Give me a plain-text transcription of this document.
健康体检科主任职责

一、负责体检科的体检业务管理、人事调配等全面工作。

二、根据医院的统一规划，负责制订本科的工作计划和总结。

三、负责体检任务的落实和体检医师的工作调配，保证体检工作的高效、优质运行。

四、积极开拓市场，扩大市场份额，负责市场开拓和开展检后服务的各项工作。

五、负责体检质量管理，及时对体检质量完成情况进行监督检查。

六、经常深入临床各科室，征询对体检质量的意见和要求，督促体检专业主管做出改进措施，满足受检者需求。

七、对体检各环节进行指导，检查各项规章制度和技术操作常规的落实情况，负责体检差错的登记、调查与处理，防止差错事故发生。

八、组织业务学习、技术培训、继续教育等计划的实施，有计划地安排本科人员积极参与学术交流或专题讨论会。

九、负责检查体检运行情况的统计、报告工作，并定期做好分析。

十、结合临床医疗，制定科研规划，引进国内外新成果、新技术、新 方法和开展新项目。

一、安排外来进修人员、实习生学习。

GIVEN TASK> Print the records once more, exactly as they were given.

CORRECT OUTPUT>
Give me a plain-text transcription of this document.
健康体检科主任职责

一、负责体检科的体检业务管理、人事调配等全面工作。

二、根据医院的统一规划，负责制订本科的工作计划和总结。

三、负责体检任务的落实和体检医师的工作调配，保证体检工作的高效、优质运行。

四、积极开拓市场，扩大市场份额，负责市场开拓和开展检后服务的各项工作。

五、负责体检质量管理，及时对体检质量完成情况进行监督检查。

六、经常深入临床各科室，征询对体检质量的意见和要求，督促体检专业主管做出改进措施，满足受检者需求。

七、对体检各环节进行指导，检查各项规章制度和技术操作常规的落实情况，负责体检差错的登记、调查与处理，防止差错事故发生。

八、组织业务学习、技术培训、继续教育等计划的实施，有计划地安排本科人员积极参与学术交流或专题讨论会。

九、负责检查体检运行情况的统计、报告工作，并定期做好分析。

十、结合临床医疗，制定科研规划，引进国内外新成果、新技术、新 方法和开展新项目。

一、安排外来进修人员、实习生学习。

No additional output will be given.